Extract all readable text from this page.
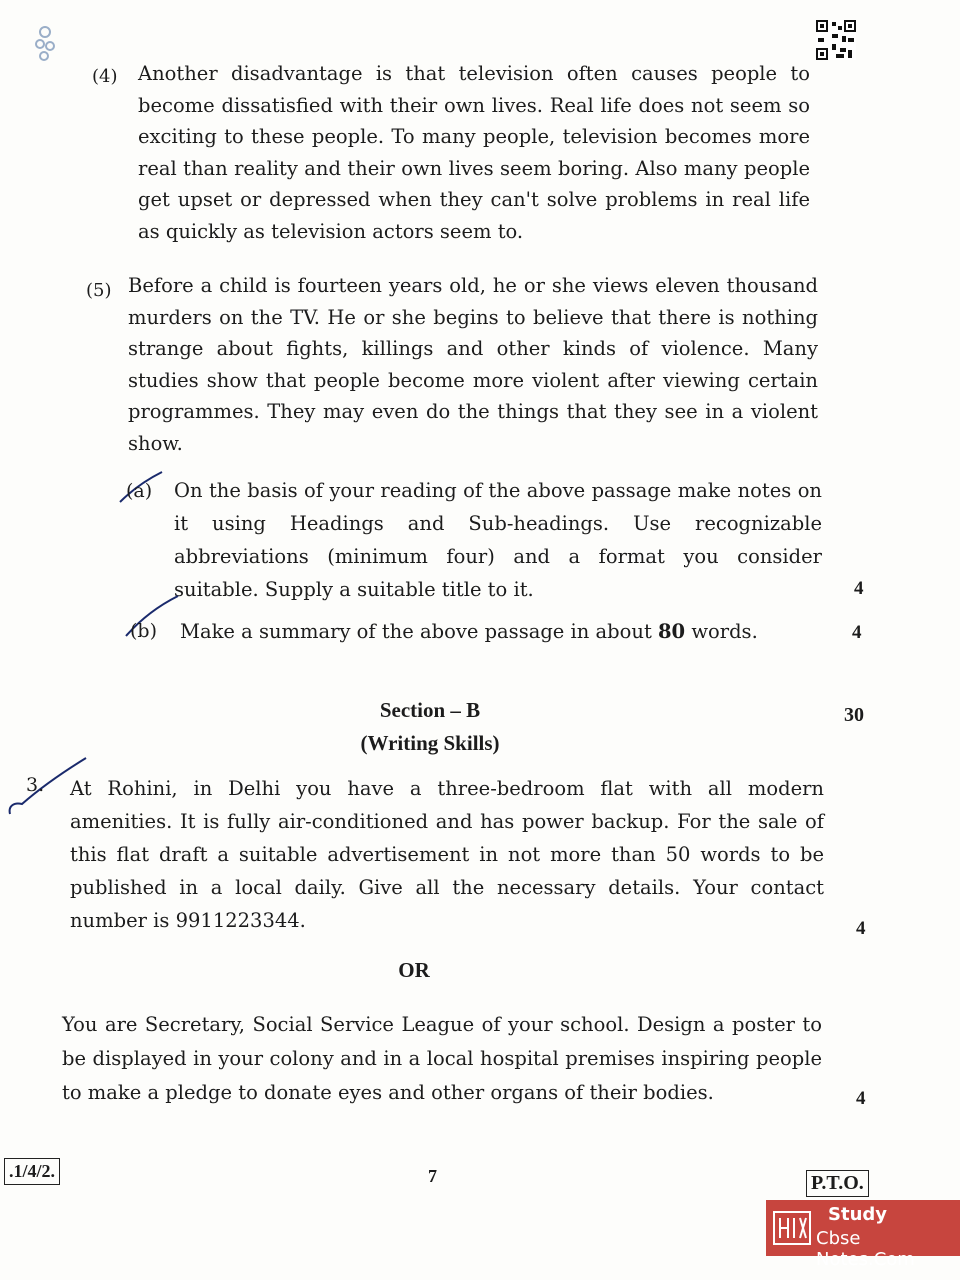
(4) Another disadvantage is that television often causes people to become dissatisfied with their own lives. Real life does not seem so exciting to these people. To many people, television becomes more real than reality and their own lives seem boring. Also many people get upset or depressed when they can't solve problems in real life as quickly as television actors seem to.
(5) Before a child is fourteen years old, he or she views eleven thousand murders on the TV. He or she begins to believe that there is nothing strange about fights, killings and other kinds of violence. Many studies show that people become more violent after viewing certain programmes. They may even do the things that they see in a violent show.
(a) On the basis of your reading of the above passage make notes on it using Headings and Sub-headings. Use recognizable abbreviations (minimum four) and a format you consider suitable. Supply a suitable title to it.	4
(b) Make a summary of the above passage in about 80 words.	4
Section – B
(Writing Skills)
30
3. At Rohini, in Delhi you have a three-bedroom flat with all modern amenities. It is fully air-conditioned and has power backup. For the sale of this flat draft a suitable advertisement in not more than 50 words to be published in a local daily. Give all the necessary details. Your contact number is 9911223344.	4
OR
You are Secretary, Social Service League of your school. Design a poster to be displayed in your colony and in a local hospital premises inspiring people to make a pledge to donate eyes and other organs of their bodies.	4
.1/4/2.	7	P.T.O.
Study
Cbse Notes.Com
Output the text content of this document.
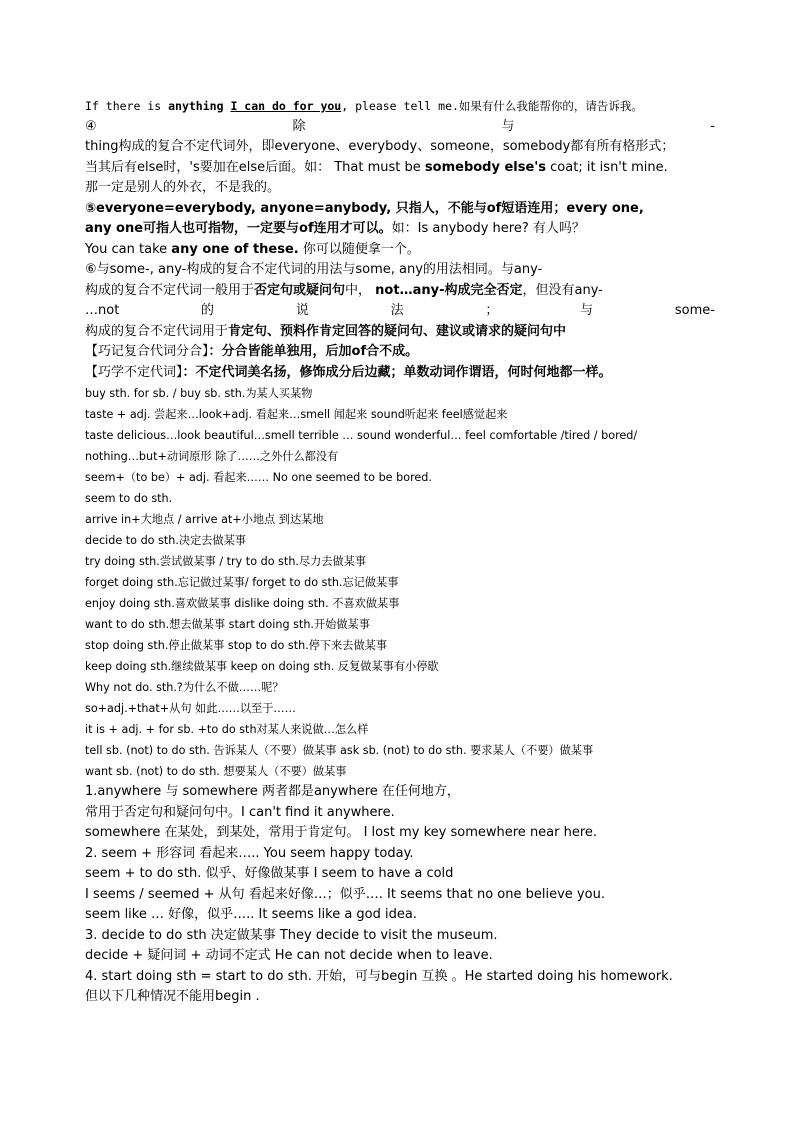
If there is anything I can do for you, please tell me.如果有什么我能帮你的，请告诉我。
④	除	与	-
thing构成的复合不定代词外，即everyone、everybody、someone，somebody都有所有格形式；
当其后有else时，'s要加在else后面。如： That must be somebody else's coat; it isn't mine.
那一定是别人的外衣，不是我的。
⑤everyone=everybody, anyone=anybody, 只指人，不能与of短语连用；every one,
any one可指人也可指物，一定要与of连用才可以。如：Is anybody here? 有人吗？
You can take any one of these. 你可以随便拿一个。
⑥与some-, any-构成的复合不定代词的用法与some, any的用法相同。与any-
构成的复合不定代词一般用于否定句或疑问句中， not…any-构成完全否定，但没有any-
…not	的	说	法	；	与	some-
构成的复合不定代词用于肯定句、预料作肯定回答的疑问句、建议或请求的疑问句中
【巧记复合代词分合】：分合皆能单独用，后加of合不成。
【巧学不定代词】：不定代词美名扬，修饰成分后边藏；单数动词作谓语，何时何地都一样。
buy sth. for sb. / buy sb. sth.为某人买某物
taste + adj. 尝起来…look+adj. 看起来…smell 闻起来 sound听起来 feel感觉起来
taste delicious…look beautiful…smell terrible … sound wonderful… feel comfortable /tired / bored/
nothing…but+动词原形 除了……之外什么都没有
seem+（to be）+ adj. 看起来…… No one seemed to be bored.
seem to do sth.
arrive in+大地点 / arrive at+小地点 到达某地
decide to do sth.决定去做某事
try doing sth.尝试做某事 / try to do sth.尽力去做某事
forget doing sth.忘记做过某事/ forget to do sth.忘记做某事
enjoy doing sth.喜欢做某事 dislike doing sth. 不喜欢做某事
want to do sth.想去做某事 start doing sth.开始做某事
stop doing sth.停止做某事 stop to do sth.停下来去做某事
keep doing sth.继续做某事 keep on doing sth. 反复做某事有小停歇
Why not do. sth.?为什么不做……呢？
so+adj.+that+从句 如此……以至于……
it is + adj. + for sb. +to do sth对某人来说做…怎么样
tell sb. (not) to do sth. 告诉某人（不要）做某事 ask sb. (not) to do sth. 要求某人（不要）做某事
want sb. (not) to do sth. 想要某人（不要）做某事
1.anywhere 与 somewhere 两者都是anywhere 在任何地方，
常用于否定句和疑问句中。I can't find it anywhere.
somewhere 在某处，到某处，常用于肯定句。 I lost my key somewhere near here.
2. seem + 形容词 看起来….. You seem happy today.
seem + to do sth. 似乎、好像做某事 I seem to have a cold
I seems / seemed + 从句 看起来好像…；似乎…. It seems that no one believe you.
seem like … 好像，似乎….. It seems like a god idea.
3. decide to do sth 决定做某事 They decide to visit the museum.
decide + 疑问词 + 动词不定式 He can not decide when to leave.
4. start doing sth = start to do sth. 开始，可与begin 互换 。He started doing his homework.
但以下几种情况不能用begin .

Problem statement
Retype every entry verbatim and exclude the pictures from the copy.

Reply
Extract all readable text from this page.
(4) Another disadvantage is that television often causes people to become dissatisfied with their own lives. Real life does not seem so exciting to these people. To many people, television becomes more real than reality and their own lives seem boring. Also many people get upset or depressed when they can't solve problems in real life as quickly as television actors seem to.
(5) Before a child is fourteen years old, he or she views eleven thousand murders on the TV. He or she begins to believe that there is nothing strange about fights, killings and other kinds of violence. Many studies show that people become more violent after viewing certain programmes. They may even do the things that they see in a violent show.
(a) On the basis of your reading of the above passage make notes on it using Headings and Sub-headings. Use recognizable abbreviations (minimum four) and a format you consider suitable. Supply a suitable title to it.	4
(b) Make a summary of the above passage in about 80 words.	4
Section – B
(Writing Skills)
30
3. At Rohini, in Delhi you have a three-bedroom flat with all modern amenities. It is fully air-conditioned and has power backup. For the sale of this flat draft a suitable advertisement in not more than 50 words to be published in a local daily. Give all the necessary details. Your contact number is 9911223344.	4
OR
You are Secretary, Social Service League of your school. Design a poster to be displayed in your colony and in a local hospital premises inspiring people to make a pledge to donate eyes and other organs of their bodies.	4
.1/4/2.	7	P.T.O.
Study
Cbse Notes.Com
Output the text content of this document.
If there is anything I can do for you, please tell me.如果有什么我能帮你的，请告诉我。
④	除	与	-
thing构成的复合不定代词外，即everyone、everybody、someone，somebody都有所有格形式；
当其后有else时，'s要加在else后面。如： That must be somebody else's coat; it isn't mine.
那一定是别人的外衣，不是我的。
⑤everyone=everybody, anyone=anybody, 只指人，不能与of短语连用；every one,
any one可指人也可指物，一定要与of连用才可以。如：Is anybody here? 有人吗？
You can take any one of these. 你可以随便拿一个。
⑥与some-, any-构成的复合不定代词的用法与some, any的用法相同。与any-
构成的复合不定代词一般用于否定句或疑问句中， not…any-构成完全否定，但没有any-
…not	的	说	法	；	与	some-
构成的复合不定代词用于肯定句、预料作肯定回答的疑问句、建议或请求的疑问句中
【巧记复合代词分合】：分合皆能单独用，后加of合不成。
【巧学不定代词】：不定代词美名扬，修饰成分后边藏；单数动词作谓语，何时何地都一样。
buy sth. for sb. / buy sb. sth.为某人买某物
taste + adj. 尝起来…look+adj. 看起来…smell 闻起来 sound听起来 feel感觉起来
taste delicious…look beautiful…smell terrible … sound wonderful… feel comfortable /tired / bored/
nothing…but+动词原形 除了……之外什么都没有
seem+（to be）+ adj. 看起来…… No one seemed to be bored.
seem to do sth.
arrive in+大地点 / arrive at+小地点 到达某地
decide to do sth.决定去做某事
try doing sth.尝试做某事 / try to do sth.尽力去做某事
forget doing sth.忘记做过某事/ forget to do sth.忘记做某事
enjoy doing sth.喜欢做某事 dislike doing sth. 不喜欢做某事
want to do sth.想去做某事 start doing sth.开始做某事
stop doing sth.停止做某事 stop to do sth.停下来去做某事
keep doing sth.继续做某事 keep on doing sth. 反复做某事有小停歇
Why not do. sth.?为什么不做……呢？
so+adj.+that+从句 如此……以至于……
it is + adj. + for sb. +to do sth对某人来说做…怎么样
tell sb. (not) to do sth. 告诉某人（不要）做某事 ask sb. (not) to do sth. 要求某人（不要）做某事
want sb. (not) to do sth. 想要某人（不要）做某事
1.anywhere 与 somewhere 两者都是anywhere 在任何地方，
常用于否定句和疑问句中。I can't find it anywhere.
somewhere 在某处，到某处，常用于肯定句。 I lost my key somewhere near here.
2. seem + 形容词 看起来….. You seem happy today.
seem + to do sth. 似乎、好像做某事 I seem to have a cold
I seems / seemed + 从句 看起来好像…；似乎…. It seems that no one believe you.
seem like … 好像，似乎….. It seems like a god idea.
3. decide to do sth 决定做某事 They decide to visit the museum.
decide + 疑问词 + 动词不定式 He can not decide when to leave.
4. start doing sth = start to do sth. 开始，可与begin 互换 。He started doing his homework.
但以下几种情况不能用begin .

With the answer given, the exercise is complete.